### Task material ###

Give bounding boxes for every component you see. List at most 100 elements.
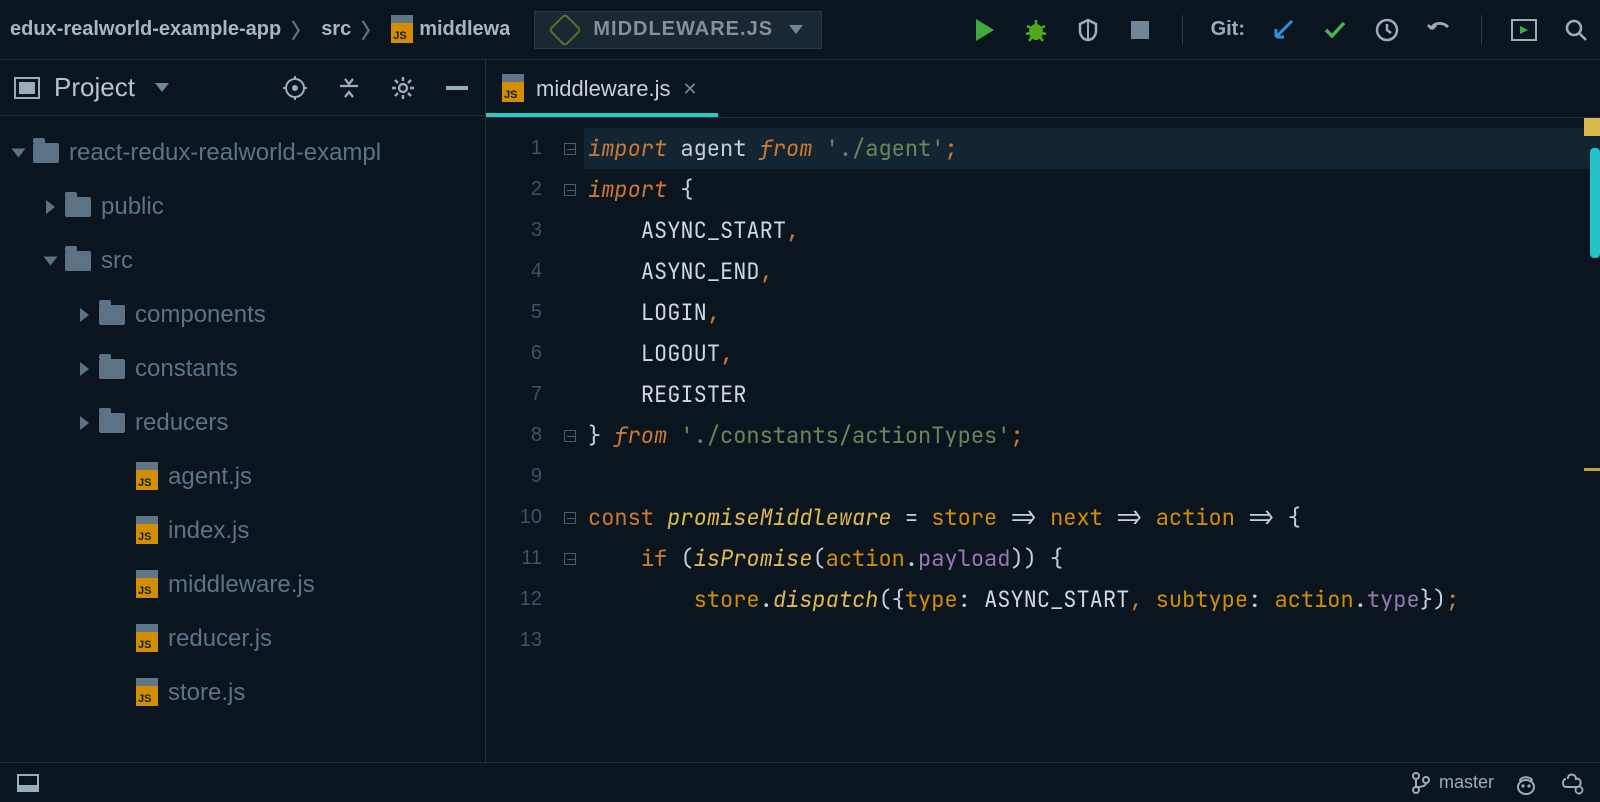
line-number[interactable]: 9 — [486, 456, 556, 497]
breadcrumb-src[interactable]: src — [321, 18, 351, 41]
fold-indicator[interactable] — [556, 210, 584, 251]
line-number[interactable]: 12 — [486, 579, 556, 620]
search-everywhere-button[interactable] — [1562, 16, 1590, 44]
tree-item-label: store.js — [168, 679, 245, 707]
code-line[interactable]: const promiseMiddleware = store => next … — [584, 497, 1600, 538]
git-commit-button[interactable] — [1321, 16, 1349, 44]
fold-indicator[interactable] — [556, 251, 584, 292]
code-line[interactable]: if (isPromise(action.payload)) { — [584, 538, 1600, 579]
tree-item[interactable]: public — [6, 180, 485, 234]
fold-indicator[interactable] — [556, 292, 584, 333]
code-line[interactable]: ASYNC_START, — [584, 210, 1600, 251]
tool-window-settings-button[interactable] — [389, 74, 417, 102]
nodejs-icon — [548, 13, 582, 47]
tree-item[interactable]: JSstore.js — [6, 666, 485, 720]
fold-indicator[interactable] — [556, 128, 584, 169]
tree-item[interactable]: react-redux-realworld-exampl — [6, 126, 485, 180]
fold-indicator[interactable] — [556, 415, 584, 456]
code-line[interactable]: ASYNC_END, — [584, 251, 1600, 292]
fold-indicator[interactable] — [556, 333, 584, 374]
debug-button[interactable] — [1022, 16, 1050, 44]
fold-gutter[interactable] — [556, 118, 584, 762]
chevron-down-icon[interactable] — [155, 83, 169, 92]
fold-indicator[interactable] — [556, 169, 584, 210]
line-number[interactable]: 2 — [486, 169, 556, 210]
run-dashboard-button[interactable] — [1510, 16, 1538, 44]
tree-item[interactable]: JSagent.js — [6, 450, 485, 504]
tree-item-label: index.js — [168, 517, 249, 545]
code-line[interactable]: import { — [584, 169, 1600, 210]
fold-indicator[interactable] — [556, 456, 584, 497]
code-editor[interactable]: 12345678910111213 import agent from './a… — [486, 118, 1600, 762]
tree-item-label: middleware.js — [168, 571, 315, 599]
coverage-button[interactable] — [1074, 16, 1102, 44]
tab-middleware-js[interactable]: JS middleware.js ✕ — [486, 65, 718, 117]
chevron-right-icon[interactable] — [80, 308, 89, 322]
tool-windows-quick-access-button[interactable] — [14, 769, 42, 797]
line-number[interactable]: 3 — [486, 210, 556, 251]
fold-indicator[interactable] — [556, 374, 584, 415]
breadcrumb[interactable]: edux-realworld-example-app 〉 src 〉 JS mi… — [10, 15, 510, 44]
code-line[interactable]: LOGIN, — [584, 292, 1600, 333]
locate-file-button[interactable] — [281, 74, 309, 102]
line-number[interactable]: 6 — [486, 333, 556, 374]
chevron-right-icon[interactable] — [46, 200, 55, 214]
run-configuration-selector[interactable]: MIDDLEWARE.JS — [534, 11, 822, 49]
tree-item[interactable]: src — [6, 234, 485, 288]
fold-indicator[interactable] — [556, 497, 584, 538]
tree-item[interactable]: JSreducer.js — [6, 612, 485, 666]
project-header[interactable]: Project — [0, 60, 485, 116]
chevron-right-icon[interactable] — [80, 416, 89, 430]
line-number[interactable]: 8 — [486, 415, 556, 456]
line-number[interactable]: 5 — [486, 292, 556, 333]
line-number[interactable]: 7 — [486, 374, 556, 415]
fold-indicator[interactable] — [556, 579, 584, 620]
line-number[interactable]: 1 — [486, 128, 556, 169]
line-number-gutter[interactable]: 12345678910111213 — [486, 118, 556, 762]
code-content[interactable]: import agent from './agent';import { ASY… — [584, 118, 1600, 762]
chevron-right-icon[interactable] — [80, 362, 89, 376]
code-line[interactable]: } from './constants/actionTypes'; — [584, 415, 1600, 456]
code-line[interactable]: REGISTER — [584, 374, 1600, 415]
project-tree[interactable]: react-redux-realworld-examplpublicsrc com… — [0, 116, 485, 730]
folder-icon — [99, 413, 125, 433]
code-line[interactable]: LOGOUT, — [584, 333, 1600, 374]
tree-item[interactable]: reducers — [6, 396, 485, 450]
undo-button[interactable] — [1425, 16, 1453, 44]
code-line[interactable]: import agent from './agent'; — [584, 128, 1600, 169]
collapse-all-button[interactable] — [335, 74, 363, 102]
run-button[interactable] — [970, 16, 998, 44]
sync-settings-widget[interactable] — [1558, 769, 1586, 797]
code-line[interactable] — [584, 456, 1600, 497]
breadcrumb-file[interactable]: middlewa — [419, 18, 510, 41]
js-file-icon: JS — [136, 468, 158, 490]
analysis-warning-marker[interactable] — [1584, 118, 1600, 136]
stop-button[interactable] — [1126, 16, 1154, 44]
line-number[interactable]: 10 — [486, 497, 556, 538]
line-number[interactable]: 4 — [486, 251, 556, 292]
git-history-button[interactable] — [1373, 16, 1401, 44]
code-line[interactable]: store.dispatch({type: ASYNC_START, subty… — [584, 579, 1600, 620]
hide-tool-window-button[interactable] — [443, 74, 471, 102]
fold-indicator[interactable] — [556, 620, 584, 661]
fold-indicator[interactable] — [556, 538, 584, 579]
tree-item[interactable]: JSmiddleware.js — [6, 558, 485, 612]
warning-marker[interactable] — [1584, 468, 1600, 471]
git-update-button[interactable] — [1269, 16, 1297, 44]
chevron-down-icon[interactable] — [12, 149, 26, 158]
tree-item[interactable]: constants — [6, 342, 485, 396]
git-branch-widget[interactable]: master — [1411, 772, 1494, 794]
code-line[interactable] — [584, 620, 1600, 661]
tree-item[interactable]: JSindex.js — [6, 504, 485, 558]
chevron-down-icon[interactable] — [44, 257, 58, 266]
line-number[interactable]: 11 — [486, 538, 556, 579]
breadcrumb-root[interactable]: edux-realworld-example-app — [10, 18, 281, 41]
scrollbar-thumb[interactable] — [1590, 148, 1600, 258]
line-number[interactable]: 13 — [486, 620, 556, 661]
status-bar: master — [0, 762, 1600, 802]
tree-item-label: components — [135, 301, 266, 329]
tree-item[interactable]: components — [6, 288, 485, 342]
inspector-widget[interactable] — [1512, 769, 1540, 797]
error-stripe[interactable] — [1584, 118, 1600, 762]
close-icon[interactable]: ✕ — [683, 79, 698, 100]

###

● Exercise prompt
Copy all of the items above word for word, leaving out the pictures.

● Response to the exercise
Give bounding boxes for every component you see. List at most 100 elements.
line-number[interactable]: 9 — [486, 456, 556, 497]
breadcrumb-src[interactable]: src — [321, 18, 351, 41]
fold-indicator[interactable] — [556, 210, 584, 251]
line-number[interactable]: 12 — [486, 579, 556, 620]
search-everywhere-button[interactable] — [1562, 16, 1590, 44]
tree-item-label: store.js — [168, 679, 245, 707]
code-line[interactable]: const promiseMiddleware = store => next … — [584, 497, 1600, 538]
git-commit-button[interactable] — [1321, 16, 1349, 44]
fold-indicator[interactable] — [556, 251, 584, 292]
code-line[interactable]: if (isPromise(action.payload)) { — [584, 538, 1600, 579]
tree-item[interactable]: public — [6, 180, 485, 234]
fold-indicator[interactable] — [556, 292, 584, 333]
code-line[interactable]: ASYNC_START, — [584, 210, 1600, 251]
tool-window-settings-button[interactable] — [389, 74, 417, 102]
nodejs-icon — [548, 13, 582, 47]
tree-item[interactable]: JSstore.js — [6, 666, 485, 720]
fold-indicator[interactable] — [556, 128, 584, 169]
tree-item[interactable]: react-redux-realworld-exampl — [6, 126, 485, 180]
fold-indicator[interactable] — [556, 415, 584, 456]
code-line[interactable]: ASYNC_END, — [584, 251, 1600, 292]
fold-indicator[interactable] — [556, 333, 584, 374]
debug-button[interactable] — [1022, 16, 1050, 44]
fold-gutter[interactable] — [556, 118, 584, 762]
chevron-down-icon[interactable] — [155, 83, 169, 92]
fold-indicator[interactable] — [556, 169, 584, 210]
line-number[interactable]: 2 — [486, 169, 556, 210]
run-dashboard-button[interactable] — [1510, 16, 1538, 44]
tree-item[interactable]: JSagent.js — [6, 450, 485, 504]
tree-item-label: index.js — [168, 517, 249, 545]
code-line[interactable]: import { — [584, 169, 1600, 210]
fold-indicator[interactable] — [556, 456, 584, 497]
code-editor[interactable]: 12345678910111213 import agent from './a… — [486, 118, 1600, 762]
tree-item-label: middleware.js — [168, 571, 315, 599]
coverage-button[interactable] — [1074, 16, 1102, 44]
tab-middleware-js[interactable]: JS middleware.js ✕ — [486, 65, 718, 117]
chevron-right-icon[interactable] — [80, 308, 89, 322]
tool-windows-quick-access-button[interactable] — [14, 769, 42, 797]
line-number[interactable]: 3 — [486, 210, 556, 251]
fold-indicator[interactable] — [556, 374, 584, 415]
breadcrumb[interactable]: edux-realworld-example-app 〉 src 〉 JS mi… — [10, 15, 510, 44]
code-line[interactable]: LOGIN, — [584, 292, 1600, 333]
locate-file-button[interactable] — [281, 74, 309, 102]
line-number[interactable]: 6 — [486, 333, 556, 374]
chevron-right-icon[interactable] — [46, 200, 55, 214]
run-configuration-selector[interactable]: MIDDLEWARE.JS — [534, 11, 822, 49]
tree-item[interactable]: src — [6, 234, 485, 288]
fold-indicator[interactable] — [556, 497, 584, 538]
tree-item[interactable]: JSreducer.js — [6, 612, 485, 666]
project-header[interactable]: Project — [0, 60, 485, 116]
chevron-right-icon[interactable] — [80, 416, 89, 430]
line-number[interactable]: 8 — [486, 415, 556, 456]
line-number[interactable]: 5 — [486, 292, 556, 333]
line-number[interactable]: 7 — [486, 374, 556, 415]
fold-indicator[interactable] — [556, 579, 584, 620]
line-number[interactable]: 1 — [486, 128, 556, 169]
line-number-gutter[interactable]: 12345678910111213 — [486, 118, 556, 762]
code-content[interactable]: import agent from './agent';import { ASY… — [584, 118, 1600, 762]
chevron-right-icon[interactable] — [80, 362, 89, 376]
code-line[interactable]: } from './constants/actionTypes'; — [584, 415, 1600, 456]
code-line[interactable]: REGISTER — [584, 374, 1600, 415]
project-tree[interactable]: react-redux-realworld-examplpublicsrc com… — [0, 116, 485, 730]
folder-icon — [99, 413, 125, 433]
code-line[interactable]: LOGOUT, — [584, 333, 1600, 374]
tree-item[interactable]: reducers — [6, 396, 485, 450]
undo-button[interactable] — [1425, 16, 1453, 44]
code-line[interactable]: import agent from './agent'; — [584, 128, 1600, 169]
collapse-all-button[interactable] — [335, 74, 363, 102]
run-button[interactable] — [970, 16, 998, 44]
sync-settings-widget[interactable] — [1558, 769, 1586, 797]
code-line[interactable] — [584, 456, 1600, 497]
breadcrumb-file[interactable]: middlewa — [419, 18, 510, 41]
js-file-icon: JS — [136, 468, 158, 490]
analysis-warning-marker[interactable] — [1584, 118, 1600, 136]
stop-button[interactable] — [1126, 16, 1154, 44]
line-number[interactable]: 10 — [486, 497, 556, 538]
line-number[interactable]: 4 — [486, 251, 556, 292]
git-history-button[interactable] — [1373, 16, 1401, 44]
code-line[interactable]: store.dispatch({type: ASYNC_START, subty… — [584, 579, 1600, 620]
hide-tool-window-button[interactable] — [443, 74, 471, 102]
fold-indicator[interactable] — [556, 620, 584, 661]
fold-indicator[interactable] — [556, 538, 584, 579]
tree-item[interactable]: JSmiddleware.js — [6, 558, 485, 612]
warning-marker[interactable] — [1584, 468, 1600, 471]
git-update-button[interactable] — [1269, 16, 1297, 44]
chevron-down-icon[interactable] — [12, 149, 26, 158]
tree-item[interactable]: constants — [6, 342, 485, 396]
git-branch-widget[interactable]: master — [1411, 772, 1494, 794]
code-line[interactable] — [584, 620, 1600, 661]
tree-item[interactable]: JSindex.js — [6, 504, 485, 558]
chevron-down-icon[interactable] — [44, 257, 58, 266]
line-number[interactable]: 11 — [486, 538, 556, 579]
breadcrumb-root[interactable]: edux-realworld-example-app — [10, 18, 281, 41]
scrollbar-thumb[interactable] — [1590, 148, 1600, 258]
line-number[interactable]: 13 — [486, 620, 556, 661]
status-bar: master — [0, 762, 1600, 802]
tree-item-label: components — [135, 301, 266, 329]
tree-item[interactable]: components — [6, 288, 485, 342]
inspector-widget[interactable] — [1512, 769, 1540, 797]
error-stripe[interactable] — [1584, 118, 1600, 762]
close-icon[interactable]: ✕ — [683, 79, 698, 100]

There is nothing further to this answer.